# Provided entries
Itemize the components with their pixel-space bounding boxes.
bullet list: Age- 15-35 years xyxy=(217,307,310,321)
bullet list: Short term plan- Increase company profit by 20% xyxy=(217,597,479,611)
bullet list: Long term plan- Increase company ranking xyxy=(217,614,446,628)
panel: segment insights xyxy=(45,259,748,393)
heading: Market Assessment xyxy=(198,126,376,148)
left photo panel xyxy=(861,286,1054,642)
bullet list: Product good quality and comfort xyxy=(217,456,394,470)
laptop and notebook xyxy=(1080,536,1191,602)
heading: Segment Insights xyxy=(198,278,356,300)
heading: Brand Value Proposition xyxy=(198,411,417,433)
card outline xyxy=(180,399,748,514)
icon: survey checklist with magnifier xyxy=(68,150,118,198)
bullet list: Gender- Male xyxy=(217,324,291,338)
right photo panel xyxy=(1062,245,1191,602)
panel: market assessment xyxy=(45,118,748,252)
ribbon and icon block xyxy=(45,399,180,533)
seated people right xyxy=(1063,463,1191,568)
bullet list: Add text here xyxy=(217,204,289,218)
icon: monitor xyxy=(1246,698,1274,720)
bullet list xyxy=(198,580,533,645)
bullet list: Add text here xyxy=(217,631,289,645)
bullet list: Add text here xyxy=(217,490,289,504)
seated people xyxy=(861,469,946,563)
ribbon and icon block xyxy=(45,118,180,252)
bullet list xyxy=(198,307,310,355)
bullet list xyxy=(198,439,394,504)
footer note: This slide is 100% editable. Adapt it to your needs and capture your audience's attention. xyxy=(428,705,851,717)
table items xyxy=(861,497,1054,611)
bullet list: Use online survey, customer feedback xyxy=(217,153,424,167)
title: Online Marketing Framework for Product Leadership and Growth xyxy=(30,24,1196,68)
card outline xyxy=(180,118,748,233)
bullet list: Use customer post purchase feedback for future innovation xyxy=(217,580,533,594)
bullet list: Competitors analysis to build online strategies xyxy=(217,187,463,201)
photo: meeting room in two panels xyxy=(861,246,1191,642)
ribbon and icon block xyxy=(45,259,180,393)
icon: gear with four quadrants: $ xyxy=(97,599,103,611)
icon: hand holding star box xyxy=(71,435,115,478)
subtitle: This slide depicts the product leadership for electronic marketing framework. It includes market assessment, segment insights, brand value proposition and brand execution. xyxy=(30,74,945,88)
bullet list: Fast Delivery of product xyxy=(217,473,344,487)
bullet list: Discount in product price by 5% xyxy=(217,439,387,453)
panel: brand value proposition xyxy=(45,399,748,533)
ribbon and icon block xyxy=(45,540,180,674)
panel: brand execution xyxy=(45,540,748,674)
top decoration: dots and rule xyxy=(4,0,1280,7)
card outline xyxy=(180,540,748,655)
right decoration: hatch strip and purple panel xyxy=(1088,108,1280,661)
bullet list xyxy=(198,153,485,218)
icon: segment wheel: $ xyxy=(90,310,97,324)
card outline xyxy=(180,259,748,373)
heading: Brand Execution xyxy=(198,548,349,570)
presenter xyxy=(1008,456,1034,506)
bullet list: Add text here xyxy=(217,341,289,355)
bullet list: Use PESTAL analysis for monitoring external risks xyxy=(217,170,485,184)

# Goal
Render every line of the records above as a Markdown table with two columns, Row for the row number and Text for the line, and leave out any blank lines.

# Output below
| Row | Text |
|---|---|
| 1 | Itemize the components with their pixel-space bounding boxes. |
| 2 | bullet list: Age- 15-35 years xyxy=(217,307,310,321) |
| 3 | bullet list: Short term plan- Increase company profit by 20% xyxy=(217,597,479,611) |
| 4 | bullet list: Long term plan- Increase company ranking xyxy=(217,614,446,628) |
| 5 | panel: segment insights xyxy=(45,259,748,393) |
| 6 | heading: Market Assessment xyxy=(198,126,376,148) |
| 7 | left photo panel xyxy=(861,286,1054,642) |
| 8 | bullet list: Product good quality and comfort xyxy=(217,456,394,470) |
| 9 | laptop and notebook xyxy=(1080,536,1191,602) |
| 10 | heading: Segment Insights xyxy=(198,278,356,300) |
| 11 | heading: Brand Value Proposition xyxy=(198,411,417,433) |
| 12 | card outline xyxy=(180,399,748,514) |
| 13 | icon: survey checklist with magnifier xyxy=(68,150,118,198) |
| 14 | bullet list: Gender- Male xyxy=(217,324,291,338) |
| 15 | right photo panel xyxy=(1062,245,1191,602) |
| 16 | panel: market assessment xyxy=(45,118,748,252) |
| 17 | ribbon and icon block xyxy=(45,399,180,533) |
| 18 | seated people right xyxy=(1063,463,1191,568) |
| 19 | bullet list: Add text here xyxy=(217,204,289,218) |
| 20 | icon: monitor xyxy=(1246,698,1274,720) |
| 21 | bullet list xyxy=(198,580,533,645) |
| 22 | bullet list: Add text here xyxy=(217,631,289,645) |
| 23 | bullet list: Add text here xyxy=(217,490,289,504) |
| 24 | seated people xyxy=(861,469,946,563) |
| 25 | ribbon and icon block xyxy=(45,118,180,252) |
| 26 | bullet list xyxy=(198,307,310,355) |
| 27 | bullet list xyxy=(198,439,394,504) |
| 28 | footer note: This slide is 100% editable. Adapt it to your needs and capture your audience's attention. xyxy=(428,705,851,717) |
| 29 | table items xyxy=(861,497,1054,611) |
| 30 | bullet list: Use online survey, customer feedback xyxy=(217,153,424,167) |
| 31 | title: Online Marketing Framework for Product Leadership and Growth xyxy=(30,24,1196,68) |
| 32 | card outline xyxy=(180,118,748,233) |
| 33 | bullet list: Use customer post purchase feedback for future innovation xyxy=(217,580,533,594) |
| 34 | bullet list: Competitors analysis to build online strategies xyxy=(217,187,463,201) |
| 35 | photo: meeting room in two panels xyxy=(861,246,1191,642) |
| 36 | ribbon and icon block xyxy=(45,259,180,393) |
| 37 | icon: gear with four quadrants: $ xyxy=(97,599,103,611) |
| 38 | icon: hand holding star box xyxy=(71,435,115,478) |
| 39 | subtitle: This slide depicts the product leadership for electronic marketing framework. It includes market assessment, segment insights, brand value proposition and brand execution. xyxy=(30,74,945,88) |
| 40 | bullet list: Fast Delivery of product xyxy=(217,473,344,487) |
| 41 | bullet list: Discount in product price by 5% xyxy=(217,439,387,453) |
| 42 | panel: brand value proposition xyxy=(45,399,748,533) |
| 43 | ribbon and icon block xyxy=(45,540,180,674) |
| 44 | panel: brand execution xyxy=(45,540,748,674) |
| 45 | top decoration: dots and rule xyxy=(4,0,1280,7) |
| 46 | card outline xyxy=(180,540,748,655) |
| 47 | right decoration: hatch strip and purple panel xyxy=(1088,108,1280,661) |
| 48 | bullet list xyxy=(198,153,485,218) |
| 49 | icon: segment wheel: $ xyxy=(90,310,97,324) |
| 50 | card outline xyxy=(180,259,748,373) |
| 51 | heading: Brand Execution xyxy=(198,548,349,570) |
| 52 | presenter xyxy=(1008,456,1034,506) |
| 53 | bullet list: Add text here xyxy=(217,341,289,355) |
| 54 | bullet list: Use PESTAL analysis for monitoring external risks xyxy=(217,170,485,184) |